Task statement: Every line of the data that contains the string "forward" must be copied.

**** Exercise data

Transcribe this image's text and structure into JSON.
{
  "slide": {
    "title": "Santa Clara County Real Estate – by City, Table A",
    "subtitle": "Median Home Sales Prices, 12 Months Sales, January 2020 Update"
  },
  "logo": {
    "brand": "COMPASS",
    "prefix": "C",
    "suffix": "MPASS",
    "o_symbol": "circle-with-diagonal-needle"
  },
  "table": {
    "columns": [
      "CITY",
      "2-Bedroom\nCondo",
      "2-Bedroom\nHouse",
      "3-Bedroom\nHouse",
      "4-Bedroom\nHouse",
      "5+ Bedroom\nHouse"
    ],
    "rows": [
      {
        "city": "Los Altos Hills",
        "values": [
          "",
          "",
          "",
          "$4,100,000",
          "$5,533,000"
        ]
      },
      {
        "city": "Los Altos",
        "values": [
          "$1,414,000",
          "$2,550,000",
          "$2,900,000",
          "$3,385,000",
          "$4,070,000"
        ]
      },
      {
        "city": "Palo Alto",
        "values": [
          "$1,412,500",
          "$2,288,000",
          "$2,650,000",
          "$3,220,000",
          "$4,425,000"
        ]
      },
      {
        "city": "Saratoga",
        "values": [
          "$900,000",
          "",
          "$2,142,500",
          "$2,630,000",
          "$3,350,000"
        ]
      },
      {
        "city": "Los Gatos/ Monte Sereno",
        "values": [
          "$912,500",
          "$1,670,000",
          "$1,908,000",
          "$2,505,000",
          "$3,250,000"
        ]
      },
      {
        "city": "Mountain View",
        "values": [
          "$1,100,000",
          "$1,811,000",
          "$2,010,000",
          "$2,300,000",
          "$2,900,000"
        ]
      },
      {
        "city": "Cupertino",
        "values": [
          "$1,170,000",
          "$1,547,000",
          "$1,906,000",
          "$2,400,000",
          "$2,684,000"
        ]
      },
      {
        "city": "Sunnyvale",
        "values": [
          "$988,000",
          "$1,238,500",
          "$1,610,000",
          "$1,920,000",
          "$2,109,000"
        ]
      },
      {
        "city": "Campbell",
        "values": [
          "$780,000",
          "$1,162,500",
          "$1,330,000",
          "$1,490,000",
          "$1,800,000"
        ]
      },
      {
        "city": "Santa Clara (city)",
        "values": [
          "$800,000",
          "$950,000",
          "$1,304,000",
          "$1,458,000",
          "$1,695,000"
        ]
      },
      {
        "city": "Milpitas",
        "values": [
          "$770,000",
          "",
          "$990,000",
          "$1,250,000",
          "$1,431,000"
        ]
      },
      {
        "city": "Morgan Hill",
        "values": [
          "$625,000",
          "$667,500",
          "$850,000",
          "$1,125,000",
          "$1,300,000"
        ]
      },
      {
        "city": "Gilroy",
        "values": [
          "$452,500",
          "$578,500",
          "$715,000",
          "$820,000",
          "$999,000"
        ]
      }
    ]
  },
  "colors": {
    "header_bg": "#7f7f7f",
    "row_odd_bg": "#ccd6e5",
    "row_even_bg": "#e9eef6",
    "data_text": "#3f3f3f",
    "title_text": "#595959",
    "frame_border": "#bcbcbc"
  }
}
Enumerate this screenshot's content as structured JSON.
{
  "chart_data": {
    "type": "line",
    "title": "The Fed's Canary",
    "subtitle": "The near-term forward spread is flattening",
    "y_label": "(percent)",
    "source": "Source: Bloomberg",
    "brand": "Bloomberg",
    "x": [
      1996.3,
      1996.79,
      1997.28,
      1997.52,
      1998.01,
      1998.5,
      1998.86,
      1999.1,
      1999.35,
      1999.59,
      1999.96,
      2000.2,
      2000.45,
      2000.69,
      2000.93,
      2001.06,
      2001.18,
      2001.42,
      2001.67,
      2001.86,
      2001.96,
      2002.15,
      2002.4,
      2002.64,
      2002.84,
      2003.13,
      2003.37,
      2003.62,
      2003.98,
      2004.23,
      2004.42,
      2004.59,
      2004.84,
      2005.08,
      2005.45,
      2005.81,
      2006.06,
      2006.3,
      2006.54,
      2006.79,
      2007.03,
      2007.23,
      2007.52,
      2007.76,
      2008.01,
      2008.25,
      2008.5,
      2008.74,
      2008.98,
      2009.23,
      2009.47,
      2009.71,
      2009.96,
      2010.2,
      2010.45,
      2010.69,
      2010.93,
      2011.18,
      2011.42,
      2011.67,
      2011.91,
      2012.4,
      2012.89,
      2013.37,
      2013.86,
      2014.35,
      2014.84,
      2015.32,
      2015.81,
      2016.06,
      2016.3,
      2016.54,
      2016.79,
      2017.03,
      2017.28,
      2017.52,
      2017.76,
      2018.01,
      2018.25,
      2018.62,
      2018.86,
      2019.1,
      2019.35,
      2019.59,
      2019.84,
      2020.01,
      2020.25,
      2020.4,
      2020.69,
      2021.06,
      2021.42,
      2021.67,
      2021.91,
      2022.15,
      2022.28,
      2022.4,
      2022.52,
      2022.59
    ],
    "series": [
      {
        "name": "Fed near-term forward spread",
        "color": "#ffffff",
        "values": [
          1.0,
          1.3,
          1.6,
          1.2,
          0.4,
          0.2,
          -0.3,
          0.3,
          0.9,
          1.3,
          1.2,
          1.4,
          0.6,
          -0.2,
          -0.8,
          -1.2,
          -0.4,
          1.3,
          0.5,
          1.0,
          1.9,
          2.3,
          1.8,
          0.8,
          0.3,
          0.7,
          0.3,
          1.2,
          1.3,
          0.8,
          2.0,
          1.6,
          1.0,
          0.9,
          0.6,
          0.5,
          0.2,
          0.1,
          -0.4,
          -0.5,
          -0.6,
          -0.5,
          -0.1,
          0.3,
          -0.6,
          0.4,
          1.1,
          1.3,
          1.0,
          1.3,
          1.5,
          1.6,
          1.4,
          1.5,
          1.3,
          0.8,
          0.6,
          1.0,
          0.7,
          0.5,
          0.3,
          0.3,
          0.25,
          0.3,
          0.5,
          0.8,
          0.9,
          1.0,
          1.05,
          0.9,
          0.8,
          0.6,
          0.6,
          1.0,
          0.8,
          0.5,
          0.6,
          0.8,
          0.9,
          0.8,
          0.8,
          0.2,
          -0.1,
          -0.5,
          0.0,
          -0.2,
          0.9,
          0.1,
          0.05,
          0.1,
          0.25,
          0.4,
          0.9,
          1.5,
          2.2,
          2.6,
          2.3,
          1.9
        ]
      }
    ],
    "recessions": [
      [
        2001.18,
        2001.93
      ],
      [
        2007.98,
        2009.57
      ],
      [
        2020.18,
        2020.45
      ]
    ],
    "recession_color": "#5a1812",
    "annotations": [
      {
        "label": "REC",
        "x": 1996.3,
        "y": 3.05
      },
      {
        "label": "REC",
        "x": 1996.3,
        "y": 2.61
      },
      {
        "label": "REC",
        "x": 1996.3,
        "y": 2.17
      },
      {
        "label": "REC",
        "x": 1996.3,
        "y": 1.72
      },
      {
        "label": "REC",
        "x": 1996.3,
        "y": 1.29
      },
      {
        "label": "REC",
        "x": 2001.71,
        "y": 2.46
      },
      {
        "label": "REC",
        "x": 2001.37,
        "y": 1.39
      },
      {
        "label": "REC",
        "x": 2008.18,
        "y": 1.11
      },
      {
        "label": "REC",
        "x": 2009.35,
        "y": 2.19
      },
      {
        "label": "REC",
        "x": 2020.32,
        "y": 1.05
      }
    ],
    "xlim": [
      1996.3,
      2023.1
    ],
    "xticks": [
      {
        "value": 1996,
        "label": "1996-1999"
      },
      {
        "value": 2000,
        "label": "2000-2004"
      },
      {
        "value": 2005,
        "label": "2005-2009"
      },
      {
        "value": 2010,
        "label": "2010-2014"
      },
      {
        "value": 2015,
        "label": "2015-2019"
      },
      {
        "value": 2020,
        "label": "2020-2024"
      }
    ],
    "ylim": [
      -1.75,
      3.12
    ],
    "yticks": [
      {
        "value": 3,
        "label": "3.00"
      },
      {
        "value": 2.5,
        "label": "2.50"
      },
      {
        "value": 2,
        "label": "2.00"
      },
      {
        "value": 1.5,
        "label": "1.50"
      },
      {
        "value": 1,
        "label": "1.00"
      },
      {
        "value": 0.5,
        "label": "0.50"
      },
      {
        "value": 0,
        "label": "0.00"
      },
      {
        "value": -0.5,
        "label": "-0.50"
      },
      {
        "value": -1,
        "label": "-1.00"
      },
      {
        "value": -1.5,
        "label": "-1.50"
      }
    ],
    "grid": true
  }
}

********

Exercise answer:
    "subtitle": "The near-term forward spread is flattening",
        "name": "Fed near-term forward spread",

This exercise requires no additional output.